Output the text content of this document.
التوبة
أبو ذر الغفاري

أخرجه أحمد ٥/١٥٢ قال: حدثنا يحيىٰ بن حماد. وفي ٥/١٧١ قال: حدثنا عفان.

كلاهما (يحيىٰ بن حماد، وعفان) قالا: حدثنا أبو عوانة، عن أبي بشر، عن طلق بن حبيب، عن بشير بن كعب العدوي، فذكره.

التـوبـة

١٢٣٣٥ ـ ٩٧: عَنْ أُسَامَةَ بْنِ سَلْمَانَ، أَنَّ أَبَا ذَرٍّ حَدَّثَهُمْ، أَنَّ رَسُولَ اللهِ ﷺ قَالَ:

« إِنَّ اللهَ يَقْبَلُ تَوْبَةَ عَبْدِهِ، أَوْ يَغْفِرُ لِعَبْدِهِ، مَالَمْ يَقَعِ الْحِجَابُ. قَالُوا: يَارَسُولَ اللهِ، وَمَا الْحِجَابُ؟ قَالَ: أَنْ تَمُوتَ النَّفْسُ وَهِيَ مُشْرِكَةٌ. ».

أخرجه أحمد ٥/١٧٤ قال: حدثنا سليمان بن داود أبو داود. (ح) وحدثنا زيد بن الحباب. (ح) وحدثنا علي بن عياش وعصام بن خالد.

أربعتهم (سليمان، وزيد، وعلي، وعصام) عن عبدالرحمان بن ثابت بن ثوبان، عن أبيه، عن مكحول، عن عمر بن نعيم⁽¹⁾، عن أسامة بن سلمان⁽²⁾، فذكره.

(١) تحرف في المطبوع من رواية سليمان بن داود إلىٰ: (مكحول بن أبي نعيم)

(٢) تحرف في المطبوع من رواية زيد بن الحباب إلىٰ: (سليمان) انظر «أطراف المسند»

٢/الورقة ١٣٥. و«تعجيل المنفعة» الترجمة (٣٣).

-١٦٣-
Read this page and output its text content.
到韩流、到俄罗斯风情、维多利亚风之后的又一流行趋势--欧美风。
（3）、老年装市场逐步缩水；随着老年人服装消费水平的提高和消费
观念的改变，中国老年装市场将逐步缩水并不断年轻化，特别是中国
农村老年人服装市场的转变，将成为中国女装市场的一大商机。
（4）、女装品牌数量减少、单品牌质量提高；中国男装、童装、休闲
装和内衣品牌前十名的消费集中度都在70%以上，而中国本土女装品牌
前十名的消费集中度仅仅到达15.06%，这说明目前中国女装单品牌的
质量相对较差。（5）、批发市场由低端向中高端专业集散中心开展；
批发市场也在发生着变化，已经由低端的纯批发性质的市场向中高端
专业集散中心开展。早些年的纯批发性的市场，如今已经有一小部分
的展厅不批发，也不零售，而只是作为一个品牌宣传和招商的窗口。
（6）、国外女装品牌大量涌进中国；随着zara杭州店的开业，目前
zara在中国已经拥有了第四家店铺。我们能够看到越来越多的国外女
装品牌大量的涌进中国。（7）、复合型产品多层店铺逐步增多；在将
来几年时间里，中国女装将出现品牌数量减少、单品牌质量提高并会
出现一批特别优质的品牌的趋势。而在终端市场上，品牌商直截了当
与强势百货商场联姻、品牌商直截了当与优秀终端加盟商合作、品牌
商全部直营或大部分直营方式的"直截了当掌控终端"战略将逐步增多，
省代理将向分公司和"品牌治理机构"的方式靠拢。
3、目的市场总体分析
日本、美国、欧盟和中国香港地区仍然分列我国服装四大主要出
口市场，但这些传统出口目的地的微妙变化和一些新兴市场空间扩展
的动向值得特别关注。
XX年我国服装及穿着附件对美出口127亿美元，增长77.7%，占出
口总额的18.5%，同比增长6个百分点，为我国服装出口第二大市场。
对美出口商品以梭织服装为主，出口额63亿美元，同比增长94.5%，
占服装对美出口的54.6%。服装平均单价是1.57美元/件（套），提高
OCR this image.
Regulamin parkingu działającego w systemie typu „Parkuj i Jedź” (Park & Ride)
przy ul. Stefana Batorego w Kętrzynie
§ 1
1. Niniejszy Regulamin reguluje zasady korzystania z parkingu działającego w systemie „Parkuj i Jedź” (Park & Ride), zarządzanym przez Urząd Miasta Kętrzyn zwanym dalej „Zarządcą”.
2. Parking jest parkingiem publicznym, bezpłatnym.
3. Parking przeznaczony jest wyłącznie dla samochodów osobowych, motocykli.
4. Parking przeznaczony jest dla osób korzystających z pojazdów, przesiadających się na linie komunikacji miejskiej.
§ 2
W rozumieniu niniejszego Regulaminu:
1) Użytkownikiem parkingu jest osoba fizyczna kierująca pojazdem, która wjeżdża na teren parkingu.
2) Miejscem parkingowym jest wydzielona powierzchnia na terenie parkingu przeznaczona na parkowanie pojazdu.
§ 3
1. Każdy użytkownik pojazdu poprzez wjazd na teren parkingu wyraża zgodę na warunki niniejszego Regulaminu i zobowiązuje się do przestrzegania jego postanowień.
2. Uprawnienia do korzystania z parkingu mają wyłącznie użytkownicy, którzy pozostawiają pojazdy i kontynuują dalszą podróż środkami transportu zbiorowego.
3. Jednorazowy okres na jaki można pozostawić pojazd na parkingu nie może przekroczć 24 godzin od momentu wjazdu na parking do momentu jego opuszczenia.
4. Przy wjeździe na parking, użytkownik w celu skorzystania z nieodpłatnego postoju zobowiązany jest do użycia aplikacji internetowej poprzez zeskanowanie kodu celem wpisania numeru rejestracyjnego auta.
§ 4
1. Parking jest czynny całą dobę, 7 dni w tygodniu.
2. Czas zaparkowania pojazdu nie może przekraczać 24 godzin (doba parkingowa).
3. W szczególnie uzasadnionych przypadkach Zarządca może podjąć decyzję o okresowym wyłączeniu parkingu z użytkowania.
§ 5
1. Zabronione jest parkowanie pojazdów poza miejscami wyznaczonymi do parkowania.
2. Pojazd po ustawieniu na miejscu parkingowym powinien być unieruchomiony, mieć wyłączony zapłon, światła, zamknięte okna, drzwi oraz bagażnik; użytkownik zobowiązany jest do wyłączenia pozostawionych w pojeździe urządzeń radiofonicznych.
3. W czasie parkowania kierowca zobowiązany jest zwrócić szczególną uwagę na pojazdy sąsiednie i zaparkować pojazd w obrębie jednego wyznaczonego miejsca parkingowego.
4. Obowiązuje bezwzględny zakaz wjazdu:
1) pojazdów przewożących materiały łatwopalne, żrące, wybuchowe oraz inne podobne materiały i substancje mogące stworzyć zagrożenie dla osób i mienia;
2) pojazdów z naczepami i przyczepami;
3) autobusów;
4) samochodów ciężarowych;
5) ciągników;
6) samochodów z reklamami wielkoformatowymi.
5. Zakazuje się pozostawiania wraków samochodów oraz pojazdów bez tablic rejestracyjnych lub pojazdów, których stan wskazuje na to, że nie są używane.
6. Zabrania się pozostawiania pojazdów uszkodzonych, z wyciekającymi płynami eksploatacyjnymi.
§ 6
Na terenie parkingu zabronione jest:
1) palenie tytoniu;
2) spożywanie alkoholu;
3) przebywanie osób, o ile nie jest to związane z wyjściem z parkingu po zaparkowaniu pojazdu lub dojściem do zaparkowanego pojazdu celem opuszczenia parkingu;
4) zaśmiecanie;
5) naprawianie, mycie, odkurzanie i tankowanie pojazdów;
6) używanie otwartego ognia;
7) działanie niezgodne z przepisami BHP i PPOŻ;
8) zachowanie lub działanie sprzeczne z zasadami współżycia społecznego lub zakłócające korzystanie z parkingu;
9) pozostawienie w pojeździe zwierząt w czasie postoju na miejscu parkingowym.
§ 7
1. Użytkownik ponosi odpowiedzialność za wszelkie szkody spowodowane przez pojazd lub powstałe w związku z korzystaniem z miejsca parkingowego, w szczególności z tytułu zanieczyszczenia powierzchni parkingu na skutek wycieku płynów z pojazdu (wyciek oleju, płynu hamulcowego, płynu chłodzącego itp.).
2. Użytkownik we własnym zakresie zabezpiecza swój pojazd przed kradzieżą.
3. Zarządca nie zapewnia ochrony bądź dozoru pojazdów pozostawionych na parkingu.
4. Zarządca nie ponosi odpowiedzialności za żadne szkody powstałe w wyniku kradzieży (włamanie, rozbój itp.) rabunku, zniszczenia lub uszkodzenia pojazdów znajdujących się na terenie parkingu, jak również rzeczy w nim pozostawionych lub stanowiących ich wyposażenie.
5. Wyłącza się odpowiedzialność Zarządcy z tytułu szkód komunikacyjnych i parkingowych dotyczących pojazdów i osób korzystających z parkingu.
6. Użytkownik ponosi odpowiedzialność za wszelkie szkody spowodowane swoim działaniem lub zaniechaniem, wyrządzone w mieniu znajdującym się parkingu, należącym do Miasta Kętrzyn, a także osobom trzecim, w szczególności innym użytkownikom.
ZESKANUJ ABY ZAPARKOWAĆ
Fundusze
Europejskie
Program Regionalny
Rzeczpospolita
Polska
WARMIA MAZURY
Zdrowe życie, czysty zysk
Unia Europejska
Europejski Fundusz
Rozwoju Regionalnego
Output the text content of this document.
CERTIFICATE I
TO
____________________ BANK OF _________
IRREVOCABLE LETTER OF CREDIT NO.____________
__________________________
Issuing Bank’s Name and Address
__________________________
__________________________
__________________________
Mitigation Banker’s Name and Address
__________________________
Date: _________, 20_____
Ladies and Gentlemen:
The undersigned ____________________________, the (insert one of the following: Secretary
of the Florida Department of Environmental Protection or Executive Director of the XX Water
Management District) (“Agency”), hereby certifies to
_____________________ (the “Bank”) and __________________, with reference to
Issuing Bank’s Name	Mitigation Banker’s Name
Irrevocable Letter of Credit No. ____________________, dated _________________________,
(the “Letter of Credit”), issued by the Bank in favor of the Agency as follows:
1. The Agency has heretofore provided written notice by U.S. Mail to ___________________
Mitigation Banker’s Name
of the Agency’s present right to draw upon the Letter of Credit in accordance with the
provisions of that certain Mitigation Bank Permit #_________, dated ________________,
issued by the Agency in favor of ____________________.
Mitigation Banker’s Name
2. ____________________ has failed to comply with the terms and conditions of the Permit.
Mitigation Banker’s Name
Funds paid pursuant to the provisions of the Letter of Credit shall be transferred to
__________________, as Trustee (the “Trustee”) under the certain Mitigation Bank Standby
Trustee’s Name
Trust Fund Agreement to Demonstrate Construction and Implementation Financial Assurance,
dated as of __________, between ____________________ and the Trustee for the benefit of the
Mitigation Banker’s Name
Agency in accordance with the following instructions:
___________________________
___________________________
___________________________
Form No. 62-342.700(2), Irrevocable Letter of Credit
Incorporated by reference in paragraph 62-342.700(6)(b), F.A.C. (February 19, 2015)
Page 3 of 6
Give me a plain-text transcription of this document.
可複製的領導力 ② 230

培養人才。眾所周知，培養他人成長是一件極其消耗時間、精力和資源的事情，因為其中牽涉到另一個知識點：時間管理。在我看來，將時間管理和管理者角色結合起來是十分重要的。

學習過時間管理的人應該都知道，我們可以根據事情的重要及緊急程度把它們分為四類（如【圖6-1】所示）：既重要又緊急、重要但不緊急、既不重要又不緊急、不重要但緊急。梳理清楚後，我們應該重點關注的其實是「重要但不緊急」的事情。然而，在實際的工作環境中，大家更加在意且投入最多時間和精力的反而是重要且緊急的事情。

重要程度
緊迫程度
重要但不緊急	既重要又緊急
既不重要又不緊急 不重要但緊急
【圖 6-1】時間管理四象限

__THE TASK__: Filter the listing above for the string "działającego" and copy every matching line.

__RESPONSE__:
Regulamin parkingu działającego w systemie typu „Parkuj i Jedź” (Park & Ride)
1. Niniejszy Regulamin reguluje zasady korzystania z parkingu działającego w systemie „Parkuj i Jedź” (Park & Ride), zarządzanym przez Urząd Miasta Kętrzyn zwanym dalej „Zarządcą”.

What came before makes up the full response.